Pick out every line that holds the string "JSON" and copy it.

(Items listed in a dataset)
* * * *

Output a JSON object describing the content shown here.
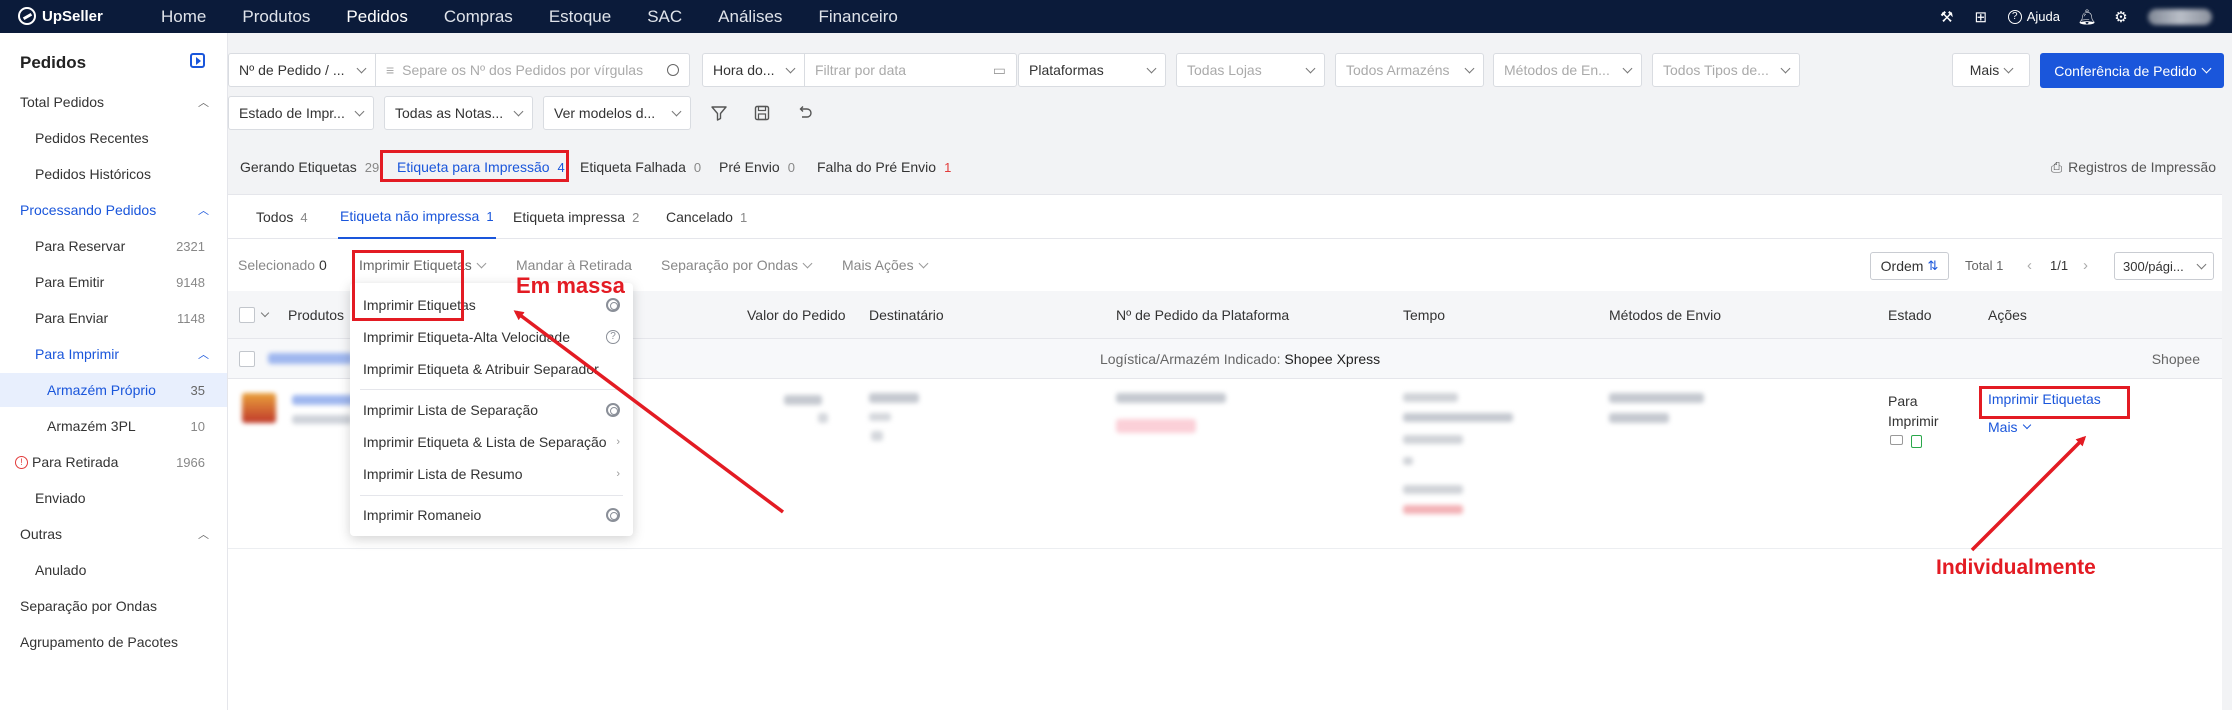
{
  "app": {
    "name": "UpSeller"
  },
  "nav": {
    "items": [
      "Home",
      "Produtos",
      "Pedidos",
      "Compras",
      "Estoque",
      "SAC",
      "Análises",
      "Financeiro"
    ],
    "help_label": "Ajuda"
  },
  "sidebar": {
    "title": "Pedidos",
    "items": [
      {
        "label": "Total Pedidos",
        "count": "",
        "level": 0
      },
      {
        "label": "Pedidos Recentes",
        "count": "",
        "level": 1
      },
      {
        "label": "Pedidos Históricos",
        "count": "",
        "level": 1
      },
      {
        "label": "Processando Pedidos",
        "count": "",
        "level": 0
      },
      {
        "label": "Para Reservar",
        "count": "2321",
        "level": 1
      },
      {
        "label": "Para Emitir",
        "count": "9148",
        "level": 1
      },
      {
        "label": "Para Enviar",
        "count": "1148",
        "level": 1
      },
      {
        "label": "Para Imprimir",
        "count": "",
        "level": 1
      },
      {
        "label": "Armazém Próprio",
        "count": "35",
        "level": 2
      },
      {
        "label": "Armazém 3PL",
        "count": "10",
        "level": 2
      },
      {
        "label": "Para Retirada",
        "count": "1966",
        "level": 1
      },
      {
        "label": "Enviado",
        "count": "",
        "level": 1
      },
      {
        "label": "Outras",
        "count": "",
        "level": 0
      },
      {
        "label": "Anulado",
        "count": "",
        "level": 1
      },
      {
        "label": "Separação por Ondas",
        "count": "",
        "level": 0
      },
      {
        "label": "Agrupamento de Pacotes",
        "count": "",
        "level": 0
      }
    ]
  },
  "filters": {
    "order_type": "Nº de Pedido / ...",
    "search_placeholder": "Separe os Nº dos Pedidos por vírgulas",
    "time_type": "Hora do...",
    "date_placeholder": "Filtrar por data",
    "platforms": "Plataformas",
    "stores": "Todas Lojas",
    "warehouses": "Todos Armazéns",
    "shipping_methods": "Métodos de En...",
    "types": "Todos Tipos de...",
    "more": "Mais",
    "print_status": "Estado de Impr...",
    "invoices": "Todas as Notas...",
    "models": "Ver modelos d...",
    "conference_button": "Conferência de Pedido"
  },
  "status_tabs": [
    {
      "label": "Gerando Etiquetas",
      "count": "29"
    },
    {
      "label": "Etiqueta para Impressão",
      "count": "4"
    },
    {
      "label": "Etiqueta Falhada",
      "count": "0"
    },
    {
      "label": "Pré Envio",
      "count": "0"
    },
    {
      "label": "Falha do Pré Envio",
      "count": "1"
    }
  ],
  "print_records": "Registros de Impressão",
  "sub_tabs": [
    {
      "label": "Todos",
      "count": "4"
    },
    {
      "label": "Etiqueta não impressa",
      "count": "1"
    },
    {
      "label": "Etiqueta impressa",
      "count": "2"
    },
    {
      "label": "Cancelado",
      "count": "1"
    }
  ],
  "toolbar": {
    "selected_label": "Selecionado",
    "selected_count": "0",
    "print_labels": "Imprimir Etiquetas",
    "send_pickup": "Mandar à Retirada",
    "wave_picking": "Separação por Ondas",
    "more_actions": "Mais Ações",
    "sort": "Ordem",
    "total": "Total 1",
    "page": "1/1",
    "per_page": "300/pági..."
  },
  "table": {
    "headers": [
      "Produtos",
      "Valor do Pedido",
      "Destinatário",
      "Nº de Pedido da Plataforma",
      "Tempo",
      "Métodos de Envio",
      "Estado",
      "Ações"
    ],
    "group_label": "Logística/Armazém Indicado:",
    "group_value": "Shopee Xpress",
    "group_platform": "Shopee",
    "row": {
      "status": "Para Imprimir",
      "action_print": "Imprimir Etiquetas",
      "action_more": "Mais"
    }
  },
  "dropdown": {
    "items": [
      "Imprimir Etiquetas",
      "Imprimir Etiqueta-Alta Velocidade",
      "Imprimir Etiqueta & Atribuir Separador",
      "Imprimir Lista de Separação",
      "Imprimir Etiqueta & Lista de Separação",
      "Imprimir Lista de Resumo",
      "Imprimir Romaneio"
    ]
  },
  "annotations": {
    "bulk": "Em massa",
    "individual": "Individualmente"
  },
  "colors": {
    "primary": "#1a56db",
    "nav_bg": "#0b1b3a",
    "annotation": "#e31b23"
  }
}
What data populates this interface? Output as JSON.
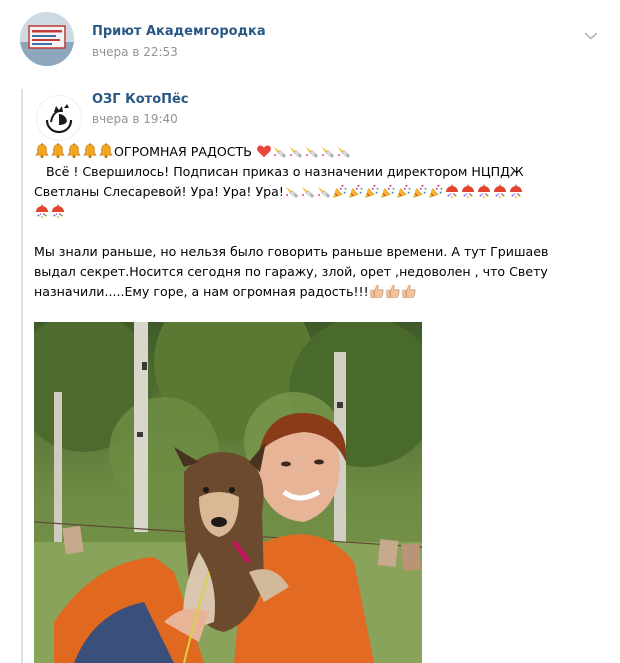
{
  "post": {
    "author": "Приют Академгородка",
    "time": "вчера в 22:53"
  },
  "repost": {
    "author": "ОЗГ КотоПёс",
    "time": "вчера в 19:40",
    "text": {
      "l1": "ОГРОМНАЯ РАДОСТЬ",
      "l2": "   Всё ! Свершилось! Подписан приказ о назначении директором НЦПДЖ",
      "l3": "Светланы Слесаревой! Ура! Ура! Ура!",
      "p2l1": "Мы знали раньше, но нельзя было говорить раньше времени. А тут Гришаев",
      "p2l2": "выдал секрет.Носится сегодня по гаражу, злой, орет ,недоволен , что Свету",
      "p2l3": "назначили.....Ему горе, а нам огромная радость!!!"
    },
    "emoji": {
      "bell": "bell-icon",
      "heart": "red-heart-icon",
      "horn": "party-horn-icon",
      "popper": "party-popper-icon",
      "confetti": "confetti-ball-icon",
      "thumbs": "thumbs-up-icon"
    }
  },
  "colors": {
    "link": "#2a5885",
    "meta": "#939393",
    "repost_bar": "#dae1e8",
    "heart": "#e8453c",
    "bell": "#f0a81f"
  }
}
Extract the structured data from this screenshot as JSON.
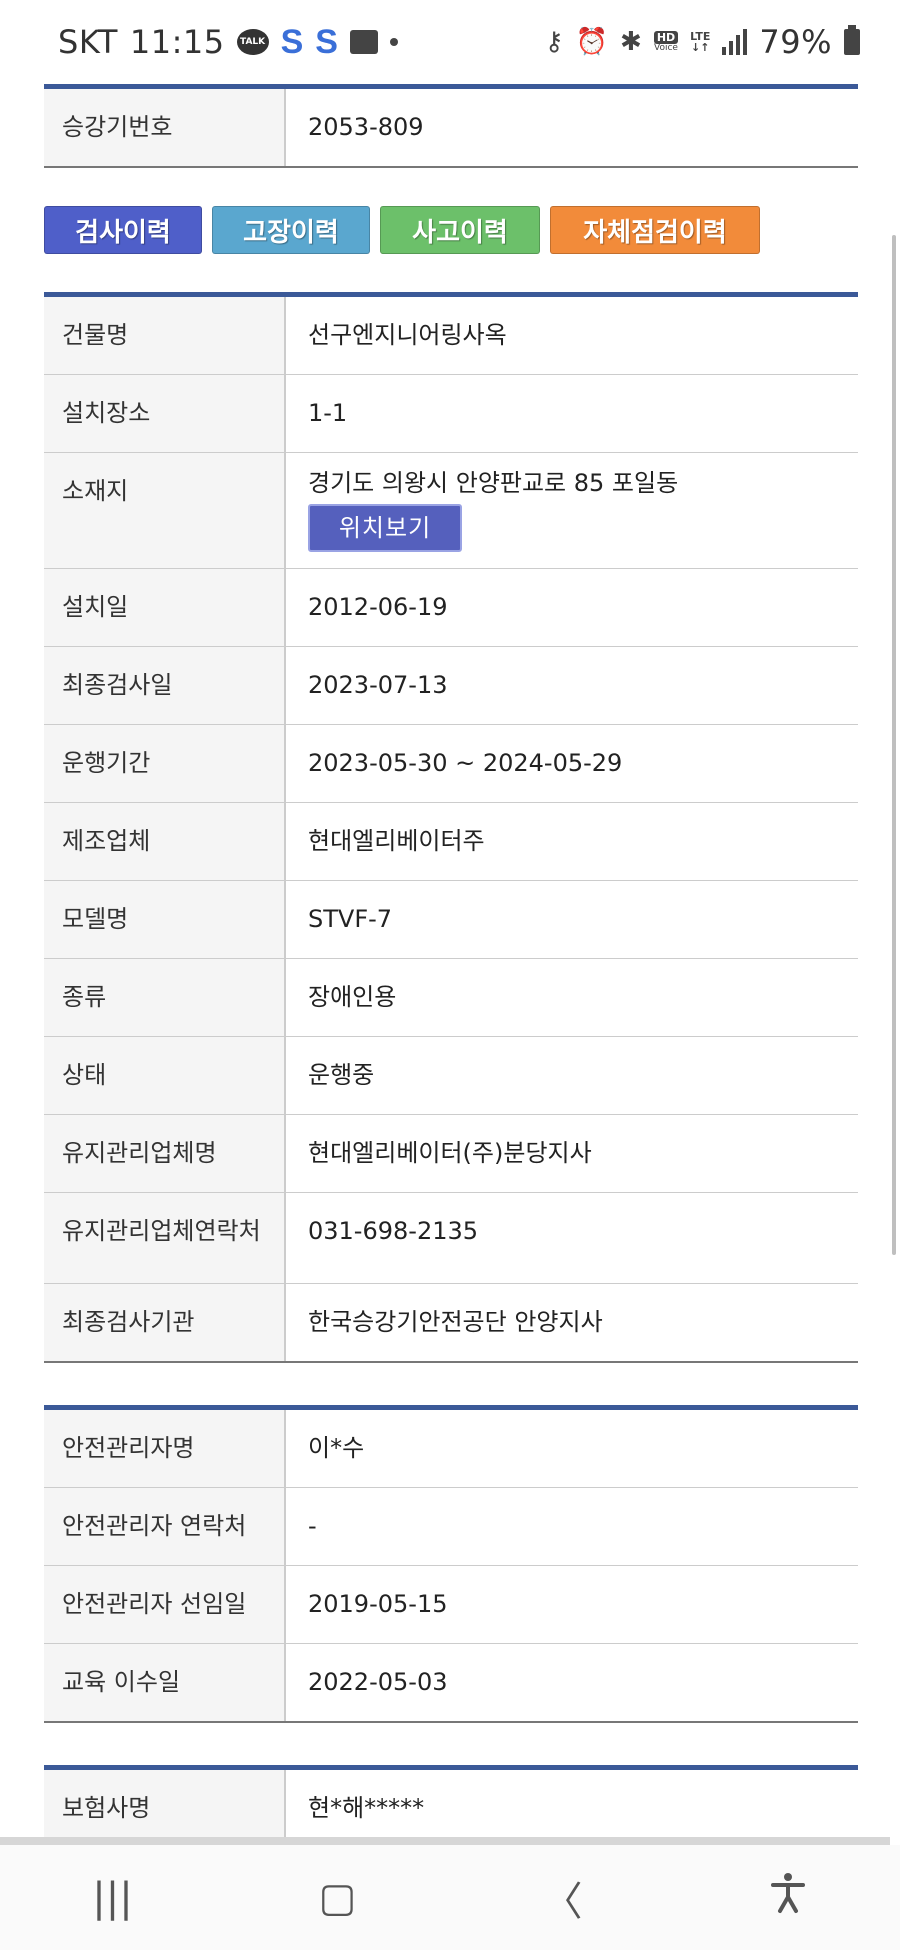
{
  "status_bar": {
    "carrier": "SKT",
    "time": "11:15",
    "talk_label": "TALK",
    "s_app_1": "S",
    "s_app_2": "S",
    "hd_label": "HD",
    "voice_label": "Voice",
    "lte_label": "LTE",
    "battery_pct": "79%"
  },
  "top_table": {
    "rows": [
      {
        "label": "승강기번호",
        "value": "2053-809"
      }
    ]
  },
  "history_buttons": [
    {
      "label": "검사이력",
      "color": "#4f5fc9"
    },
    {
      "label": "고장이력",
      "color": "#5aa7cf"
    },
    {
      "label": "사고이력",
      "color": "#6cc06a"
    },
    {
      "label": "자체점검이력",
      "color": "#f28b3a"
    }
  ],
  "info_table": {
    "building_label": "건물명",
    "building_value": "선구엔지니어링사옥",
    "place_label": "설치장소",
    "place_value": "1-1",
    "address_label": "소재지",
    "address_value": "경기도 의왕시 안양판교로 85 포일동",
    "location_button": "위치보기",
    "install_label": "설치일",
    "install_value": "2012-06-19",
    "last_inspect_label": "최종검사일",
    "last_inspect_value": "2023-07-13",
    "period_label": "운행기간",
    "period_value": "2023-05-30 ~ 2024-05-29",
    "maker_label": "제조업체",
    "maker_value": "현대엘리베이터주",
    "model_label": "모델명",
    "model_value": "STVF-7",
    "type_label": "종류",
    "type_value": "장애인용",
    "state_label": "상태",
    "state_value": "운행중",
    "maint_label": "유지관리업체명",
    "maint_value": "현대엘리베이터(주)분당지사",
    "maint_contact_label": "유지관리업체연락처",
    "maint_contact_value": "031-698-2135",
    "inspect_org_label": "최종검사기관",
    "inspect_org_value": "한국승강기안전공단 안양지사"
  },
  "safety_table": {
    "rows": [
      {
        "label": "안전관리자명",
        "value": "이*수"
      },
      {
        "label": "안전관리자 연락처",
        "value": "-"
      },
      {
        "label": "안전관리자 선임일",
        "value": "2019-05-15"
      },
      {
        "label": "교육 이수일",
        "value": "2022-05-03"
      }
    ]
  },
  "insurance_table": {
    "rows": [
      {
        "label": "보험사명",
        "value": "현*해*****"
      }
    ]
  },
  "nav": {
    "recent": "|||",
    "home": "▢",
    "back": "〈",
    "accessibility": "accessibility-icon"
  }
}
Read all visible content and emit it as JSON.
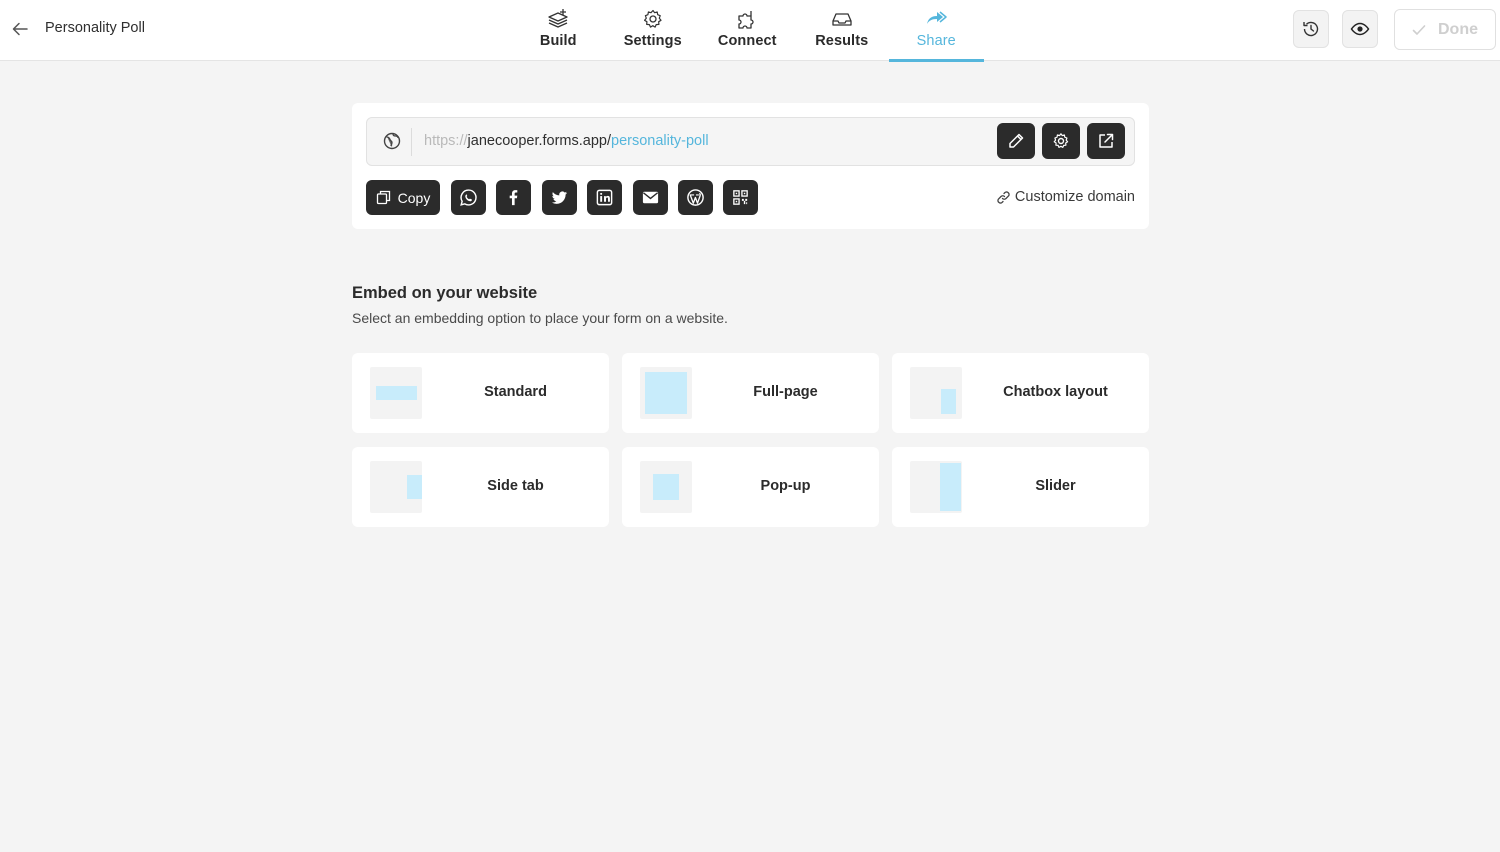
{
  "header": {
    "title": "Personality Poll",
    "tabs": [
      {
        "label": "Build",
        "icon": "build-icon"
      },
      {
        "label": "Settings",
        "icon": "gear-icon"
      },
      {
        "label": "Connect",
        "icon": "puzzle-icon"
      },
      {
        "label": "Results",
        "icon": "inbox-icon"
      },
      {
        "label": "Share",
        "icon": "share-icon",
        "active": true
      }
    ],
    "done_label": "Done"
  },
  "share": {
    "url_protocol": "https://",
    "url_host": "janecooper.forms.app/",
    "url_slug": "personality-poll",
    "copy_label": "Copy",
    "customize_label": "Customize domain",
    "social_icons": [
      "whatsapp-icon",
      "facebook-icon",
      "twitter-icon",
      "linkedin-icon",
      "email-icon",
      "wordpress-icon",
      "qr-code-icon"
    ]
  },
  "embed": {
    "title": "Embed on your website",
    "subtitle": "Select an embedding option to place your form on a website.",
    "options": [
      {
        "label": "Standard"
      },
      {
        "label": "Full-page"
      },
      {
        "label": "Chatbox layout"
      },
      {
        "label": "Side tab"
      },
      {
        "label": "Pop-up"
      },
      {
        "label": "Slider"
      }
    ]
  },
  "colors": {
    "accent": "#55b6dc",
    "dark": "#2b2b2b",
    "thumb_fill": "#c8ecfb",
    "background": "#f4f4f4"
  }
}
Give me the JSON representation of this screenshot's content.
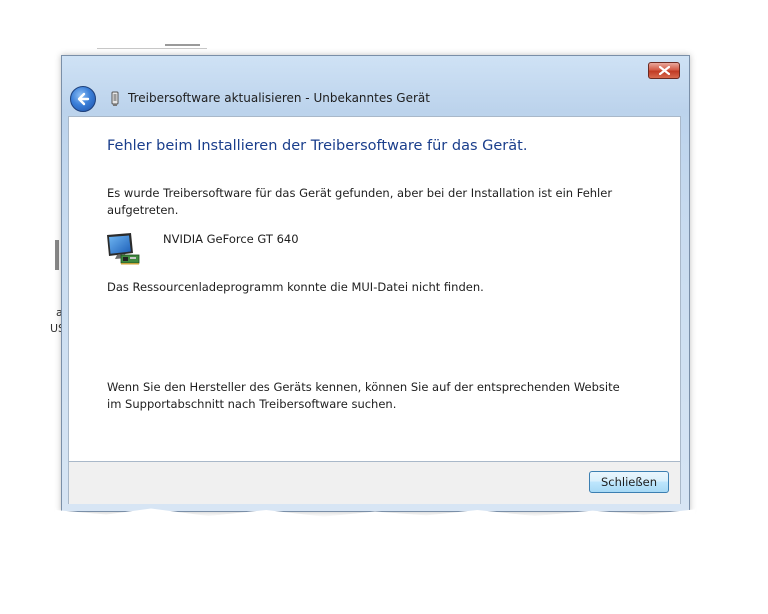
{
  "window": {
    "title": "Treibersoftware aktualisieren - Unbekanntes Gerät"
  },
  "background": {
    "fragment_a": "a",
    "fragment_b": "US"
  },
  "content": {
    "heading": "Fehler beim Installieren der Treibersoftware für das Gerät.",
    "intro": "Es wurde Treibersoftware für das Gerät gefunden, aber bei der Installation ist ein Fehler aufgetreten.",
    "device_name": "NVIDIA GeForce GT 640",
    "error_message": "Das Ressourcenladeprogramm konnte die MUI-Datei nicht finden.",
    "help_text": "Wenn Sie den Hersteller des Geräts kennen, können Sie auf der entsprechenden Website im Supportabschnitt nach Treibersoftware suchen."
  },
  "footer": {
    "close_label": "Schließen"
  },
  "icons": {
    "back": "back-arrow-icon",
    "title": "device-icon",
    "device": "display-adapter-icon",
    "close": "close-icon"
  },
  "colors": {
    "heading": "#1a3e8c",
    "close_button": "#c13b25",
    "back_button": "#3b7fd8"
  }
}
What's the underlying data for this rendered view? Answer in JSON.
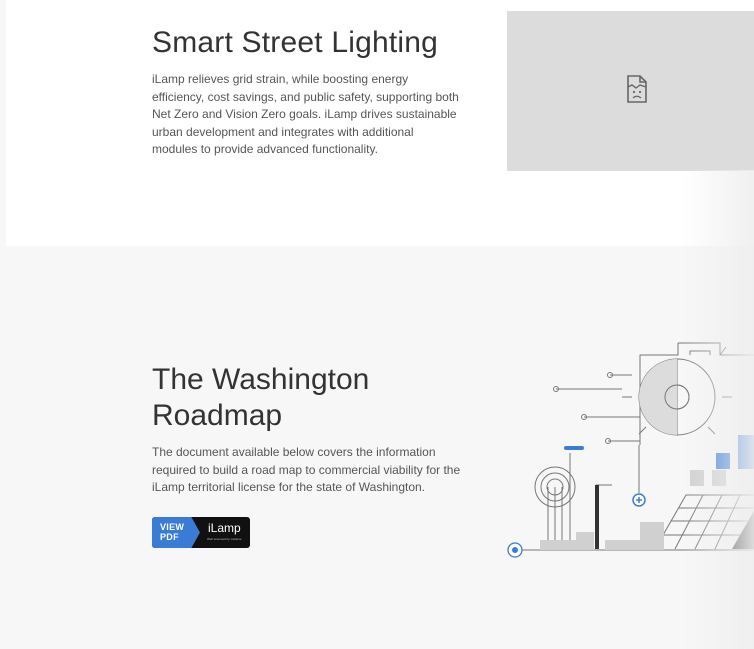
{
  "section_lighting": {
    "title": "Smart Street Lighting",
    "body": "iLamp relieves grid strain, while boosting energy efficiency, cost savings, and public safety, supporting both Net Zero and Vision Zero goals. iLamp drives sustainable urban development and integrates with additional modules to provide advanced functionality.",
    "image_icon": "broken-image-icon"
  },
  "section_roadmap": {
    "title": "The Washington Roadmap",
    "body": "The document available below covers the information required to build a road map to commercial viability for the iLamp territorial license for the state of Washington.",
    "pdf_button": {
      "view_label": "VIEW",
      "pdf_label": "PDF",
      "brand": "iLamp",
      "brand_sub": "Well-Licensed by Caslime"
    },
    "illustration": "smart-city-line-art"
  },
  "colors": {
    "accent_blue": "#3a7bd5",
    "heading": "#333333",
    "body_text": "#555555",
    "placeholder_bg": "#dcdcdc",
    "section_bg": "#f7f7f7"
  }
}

* * * *

▶ TASK ANSWER
Output a JSON object describing the content shown here.
What data populates this interface? Output as JSON.
Extract the structured data from this screenshot as JSON.
Read all visible content and emit it as JSON.
Give me the JSON representation of this screenshot's content.
What's the underlying data for this rendered view? Answer in JSON.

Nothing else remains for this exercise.